Source data:

Start

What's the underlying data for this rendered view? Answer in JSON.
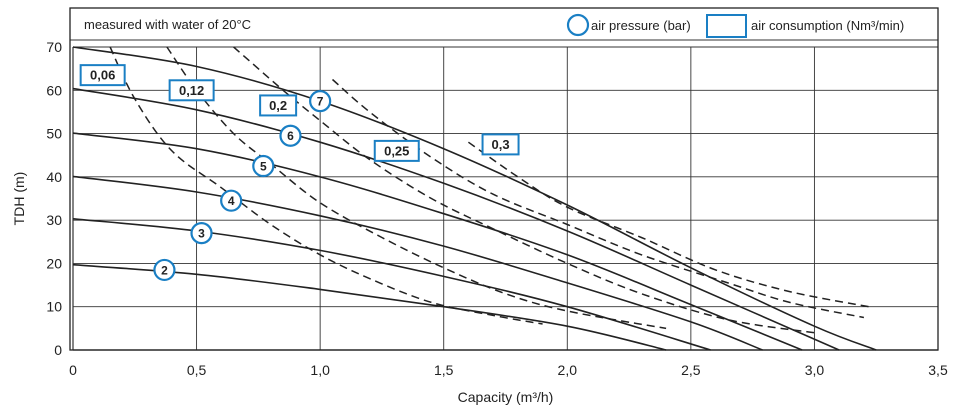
{
  "chart_data": {
    "type": "line",
    "note": "measured with water of 20°C",
    "xlabel": "Capacity (m³/h)",
    "ylabel": "TDH (m)",
    "xlim": [
      0,
      3.5
    ],
    "ylim": [
      0,
      70
    ],
    "x_ticks": [
      0,
      0.5,
      1.0,
      1.5,
      2.0,
      2.5,
      3.0,
      3.5
    ],
    "x_tick_labels": [
      "0",
      "0,5",
      "1,0",
      "1,5",
      "2,0",
      "2,5",
      "3,0",
      "3,5"
    ],
    "y_ticks": [
      0,
      10,
      20,
      30,
      40,
      50,
      60,
      70
    ],
    "y_tick_labels": [
      "0",
      "10",
      "20",
      "30",
      "40",
      "50",
      "60",
      "70"
    ],
    "grid": true,
    "legend": {
      "placement": "top-right",
      "items": [
        {
          "label": "air pressure (bar)",
          "symbol": "circle"
        },
        {
          "label": "air consumption (Nm³/min)",
          "symbol": "rectangle"
        }
      ]
    },
    "colors": {
      "accent": "#1a7fc4",
      "curve": "#222222",
      "grid": "#333333"
    },
    "pressure_curves": [
      {
        "label": "2",
        "marker_at": [
          0.37,
          18.5
        ],
        "points": [
          [
            0,
            19.7
          ],
          [
            0.5,
            17.5
          ],
          [
            1.0,
            14.0
          ],
          [
            1.5,
            10.0
          ],
          [
            2.0,
            5.5
          ],
          [
            2.4,
            0
          ]
        ]
      },
      {
        "label": "3",
        "marker_at": [
          0.52,
          27.0
        ],
        "points": [
          [
            0,
            30.3
          ],
          [
            0.5,
            27.5
          ],
          [
            1.0,
            23.0
          ],
          [
            1.5,
            17.0
          ],
          [
            2.0,
            10.0
          ],
          [
            2.58,
            0
          ]
        ]
      },
      {
        "label": "4",
        "marker_at": [
          0.64,
          34.5
        ],
        "points": [
          [
            0,
            40.1
          ],
          [
            0.5,
            36.5
          ],
          [
            1.0,
            31.0
          ],
          [
            1.5,
            24.0
          ],
          [
            2.0,
            15.5
          ],
          [
            2.5,
            6.5
          ],
          [
            2.79,
            0
          ]
        ]
      },
      {
        "label": "5",
        "marker_at": [
          0.77,
          42.5
        ],
        "points": [
          [
            0,
            50.1
          ],
          [
            0.5,
            46.5
          ],
          [
            1.0,
            40.0
          ],
          [
            1.5,
            31.5
          ],
          [
            2.0,
            22.0
          ],
          [
            2.5,
            10.5
          ],
          [
            2.95,
            0
          ]
        ]
      },
      {
        "label": "6",
        "marker_at": [
          0.88,
          49.5
        ],
        "points": [
          [
            0,
            60.4
          ],
          [
            0.5,
            55.5
          ],
          [
            1.0,
            48.0
          ],
          [
            1.5,
            38.5
          ],
          [
            2.0,
            27.5
          ],
          [
            2.5,
            15.0
          ],
          [
            3.1,
            0
          ]
        ]
      },
      {
        "label": "7",
        "marker_at": [
          1.0,
          57.5
        ],
        "points": [
          [
            0,
            70.0
          ],
          [
            0.5,
            65.5
          ],
          [
            1.0,
            57.5
          ],
          [
            1.5,
            46.5
          ],
          [
            2.0,
            33.5
          ],
          [
            2.5,
            19.0
          ],
          [
            3.0,
            5.5
          ],
          [
            3.25,
            0
          ]
        ]
      }
    ],
    "consumption_curves": [
      {
        "label": "0,06",
        "tag_at": [
          0.12,
          63.5
        ],
        "points": [
          [
            0.15,
            70.0
          ],
          [
            0.25,
            58.0
          ],
          [
            0.4,
            46.0
          ],
          [
            0.6,
            37.5
          ],
          [
            0.8,
            29.0
          ],
          [
            1.0,
            22.0
          ],
          [
            1.2,
            16.5
          ],
          [
            1.45,
            11.0
          ],
          [
            1.7,
            8.0
          ],
          [
            1.9,
            6.0
          ]
        ]
      },
      {
        "label": "0,12",
        "tag_at": [
          0.48,
          60.0
        ],
        "points": [
          [
            0.38,
            70.0
          ],
          [
            0.5,
            60.0
          ],
          [
            0.65,
            50.0
          ],
          [
            0.8,
            43.0
          ],
          [
            1.0,
            34.0
          ],
          [
            1.25,
            26.0
          ],
          [
            1.5,
            19.0
          ],
          [
            1.75,
            13.0
          ],
          [
            2.0,
            9.0
          ],
          [
            2.4,
            5.0
          ]
        ]
      },
      {
        "label": "0,2",
        "tag_at": [
          0.83,
          56.5
        ],
        "points": [
          [
            0.65,
            70.0
          ],
          [
            0.85,
            60.0
          ],
          [
            1.0,
            53.0
          ],
          [
            1.2,
            44.0
          ],
          [
            1.45,
            35.0
          ],
          [
            1.7,
            28.0
          ],
          [
            2.0,
            20.0
          ],
          [
            2.3,
            13.0
          ],
          [
            2.65,
            7.0
          ],
          [
            3.0,
            4.0
          ]
        ]
      },
      {
        "label": "0,25",
        "tag_at": [
          1.31,
          46.0
        ],
        "points": [
          [
            1.05,
            62.5
          ],
          [
            1.2,
            55.0
          ],
          [
            1.45,
            44.5
          ],
          [
            1.7,
            36.0
          ],
          [
            2.0,
            29.0
          ],
          [
            2.3,
            22.0
          ],
          [
            2.65,
            15.5
          ],
          [
            2.9,
            11.0
          ],
          [
            3.2,
            7.5
          ]
        ]
      },
      {
        "label": "0,3",
        "tag_at": [
          1.73,
          47.5
        ],
        "points": [
          [
            1.6,
            48.0
          ],
          [
            1.8,
            40.0
          ],
          [
            2.0,
            33.0
          ],
          [
            2.3,
            26.0
          ],
          [
            2.6,
            18.5
          ],
          [
            2.9,
            13.5
          ],
          [
            3.22,
            10.0
          ]
        ]
      }
    ]
  }
}
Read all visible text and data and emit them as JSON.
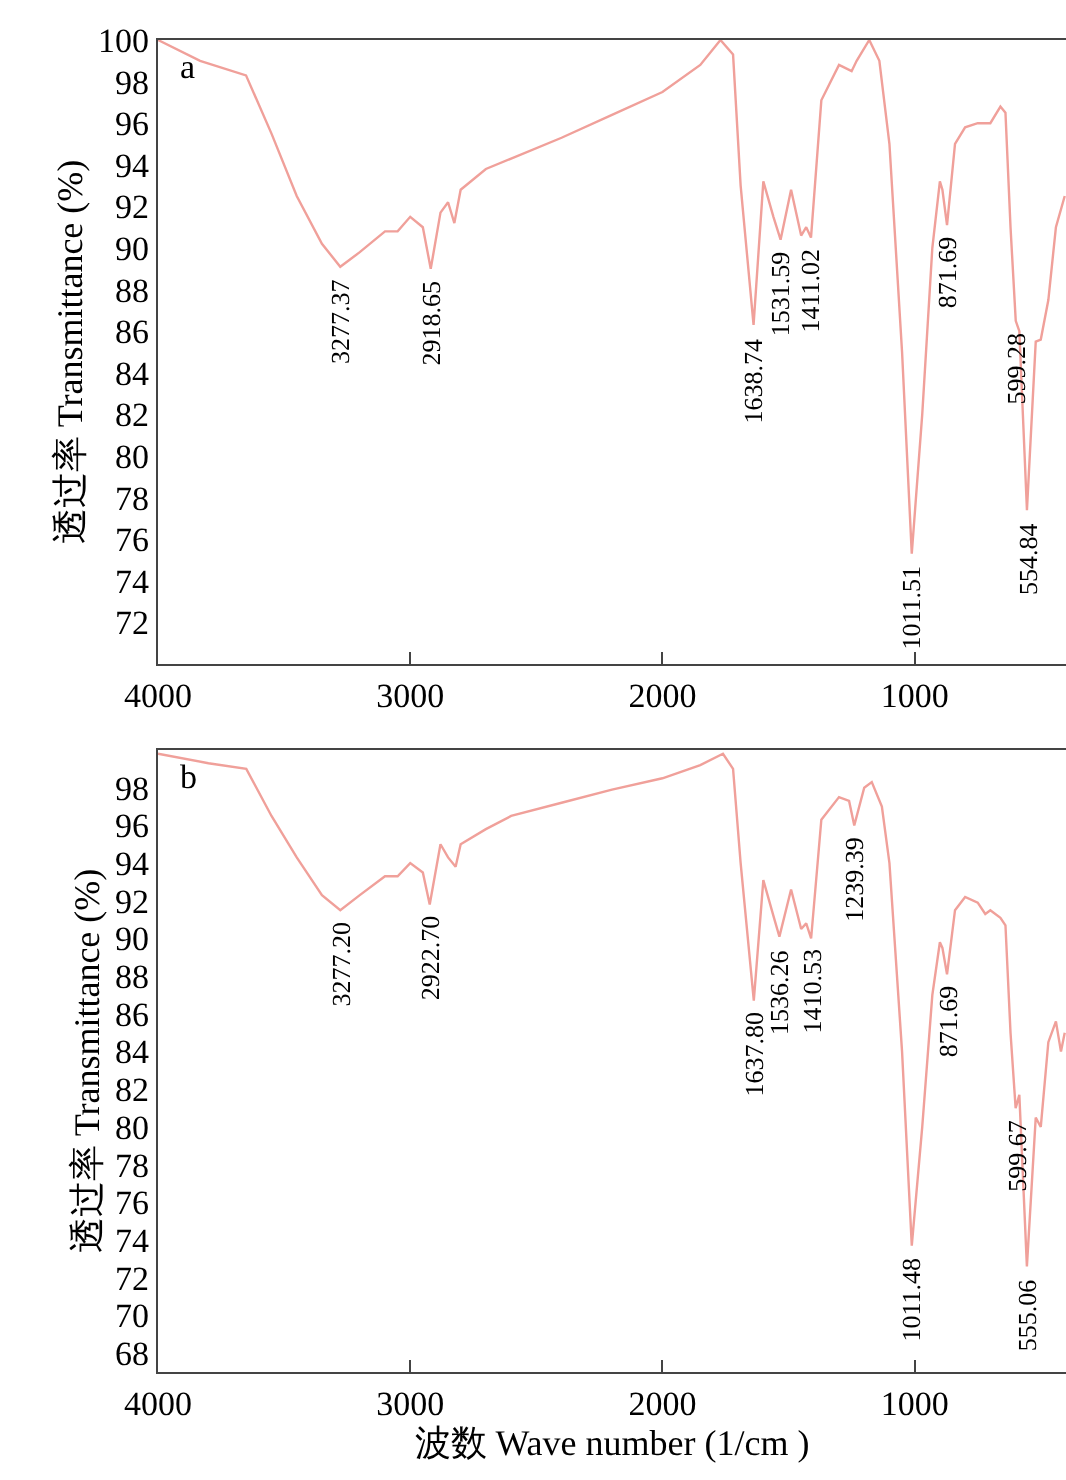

End

What is expected → Without including the pictures, return each record above exactly as it stands.

Output of the task →
What's the underlying data for this rendered view? Answer in JSON.
{
  "chart_data": {
    "type": "line",
    "note": "measured with water of 20°C",
    "xlabel": "Capacity (m³/h)",
    "ylabel": "TDH (m)",
    "xlim": [
      0,
      3.5
    ],
    "ylim": [
      0,
      70
    ],
    "x_ticks": [
      0,
      0.5,
      1.0,
      1.5,
      2.0,
      2.5,
      3.0,
      3.5
    ],
    "x_tick_labels": [
      "0",
      "0,5",
      "1,0",
      "1,5",
      "2,0",
      "2,5",
      "3,0",
      "3,5"
    ],
    "y_ticks": [
      0,
      10,
      20,
      30,
      40,
      50,
      60,
      70
    ],
    "y_tick_labels": [
      "0",
      "10",
      "20",
      "30",
      "40",
      "50",
      "60",
      "70"
    ],
    "grid": true,
    "legend": {
      "placement": "top-right",
      "items": [
        {
          "label": "air pressure (bar)",
          "symbol": "circle"
        },
        {
          "label": "air consumption (Nm³/min)",
          "symbol": "rectangle"
        }
      ]
    },
    "colors": {
      "accent": "#1a7fc4",
      "curve": "#222222",
      "grid": "#333333"
    },
    "pressure_curves": [
      {
        "label": "2",
        "marker_at": [
          0.37,
          18.5
        ],
        "points": [
          [
            0,
            19.7
          ],
          [
            0.5,
            17.5
          ],
          [
            1.0,
            14.0
          ],
          [
            1.5,
            10.0
          ],
          [
            2.0,
            5.5
          ],
          [
            2.4,
            0
          ]
        ]
      },
      {
        "label": "3",
        "marker_at": [
          0.52,
          27.0
        ],
        "points": [
          [
            0,
            30.3
          ],
          [
            0.5,
            27.5
          ],
          [
            1.0,
            23.0
          ],
          [
            1.5,
            17.0
          ],
          [
            2.0,
            10.0
          ],
          [
            2.58,
            0
          ]
        ]
      },
      {
        "label": "4",
        "marker_at": [
          0.64,
          34.5
        ],
        "points": [
          [
            0,
            40.1
          ],
          [
            0.5,
            36.5
          ],
          [
            1.0,
            31.0
          ],
          [
            1.5,
            24.0
          ],
          [
            2.0,
            15.5
          ],
          [
            2.5,
            6.5
          ],
          [
            2.79,
            0
          ]
        ]
      },
      {
        "label": "5",
        "marker_at": [
          0.77,
          42.5
        ],
        "points": [
          [
            0,
            50.1
          ],
          [
            0.5,
            46.5
          ],
          [
            1.0,
            40.0
          ],
          [
            1.5,
            31.5
          ],
          [
            2.0,
            22.0
          ],
          [
            2.5,
            10.5
          ],
          [
            2.95,
            0
          ]
        ]
      },
      {
        "label": "6",
        "marker_at": [
          0.88,
          49.5
        ],
        "points": [
          [
            0,
            60.4
          ],
          [
            0.5,
            55.5
          ],
          [
            1.0,
            48.0
          ],
          [
            1.5,
            38.5
          ],
          [
            2.0,
            27.5
          ],
          [
            2.5,
            15.0
          ],
          [
            3.1,
            0
          ]
        ]
      },
      {
        "label": "7",
        "marker_at": [
          1.0,
          57.5
        ],
        "points": [
          [
            0,
            70.0
          ],
          [
            0.5,
            65.5
          ],
          [
            1.0,
            57.5
          ],
          [
            1.5,
            46.5
          ],
          [
            2.0,
            33.5
          ],
          [
            2.5,
            19.0
          ],
          [
            3.0,
            5.5
          ],
          [
            3.25,
            0
          ]
        ]
      }
    ],
    "consumption_curves": [
      {
        "label": "0,06",
        "tag_at": [
          0.12,
          63.5
        ],
        "points": [
          [
            0.15,
            70.0
          ],
          [
            0.25,
            58.0
          ],
          [
            0.4,
            46.0
          ],
          [
            0.6,
            37.5
          ],
          [
            0.8,
            29.0
          ],
          [
            1.0,
            22.0
          ],
          [
            1.2,
            16.5
          ],
          [
            1.45,
            11.0
          ],
          [
            1.7,
            8.0
          ],
          [
            1.9,
            6.0
          ]
        ]
      },
      {
        "label": "0,12",
        "tag_at": [
          0.48,
          60.0
        ],
        "points": [
          [
            0.38,
            70.0
          ],
          [
            0.5,
            60.0
          ],
          [
            0.65,
            50.0
          ],
          [
            0.8,
            43.0
          ],
          [
            1.0,
            34.0
          ],
          [
            1.25,
            26.0
          ],
          [
            1.5,
            19.0
          ],
          [
            1.75,
            13.0
          ],
          [
            2.0,
            9.0
          ],
          [
            2.4,
            5.0
          ]
        ]
      },
      {
        "label": "0,2",
        "tag_at": [
          0.83,
          56.5
        ],
        "points": [
          [
            0.65,
            70.0
          ],
          [
            0.85,
            60.0
          ],
          [
            1.0,
            53.0
          ],
          [
            1.2,
            44.0
          ],
          [
            1.45,
            35.0
          ],
          [
            1.7,
            28.0
          ],
          [
            2.0,
            20.0
          ],
          [
            2.3,
            13.0
          ],
          [
            2.65,
            7.0
          ],
          [
            3.0,
            4.0
          ]
        ]
      },
      {
        "label": "0,25",
        "tag_at": [
          1.31,
          46.0
        ],
        "points": [
          [
            1.05,
            62.5
          ],
          [
            1.2,
            55.0
          ],
          [
            1.45,
            44.5
          ],
          [
            1.7,
            36.0
          ],
          [
            2.0,
            29.0
          ],
          [
            2.3,
            22.0
          ],
          [
            2.65,
            15.5
          ],
          [
            2.9,
            11.0
          ],
          [
            3.2,
            7.5
          ]
        ]
      },
      {
        "label": "0,3",
        "tag_at": [
          1.73,
          47.5
        ],
        "points": [
          [
            1.6,
            48.0
          ],
          [
            1.8,
            40.0
          ],
          [
            2.0,
            33.0
          ],
          [
            2.3,
            26.0
          ],
          [
            2.6,
            18.5
          ],
          [
            2.9,
            13.5
          ],
          [
            3.22,
            10.0
          ]
        ]
      }
    ]
  }
}
Read all visible text and data and emit them as JSON.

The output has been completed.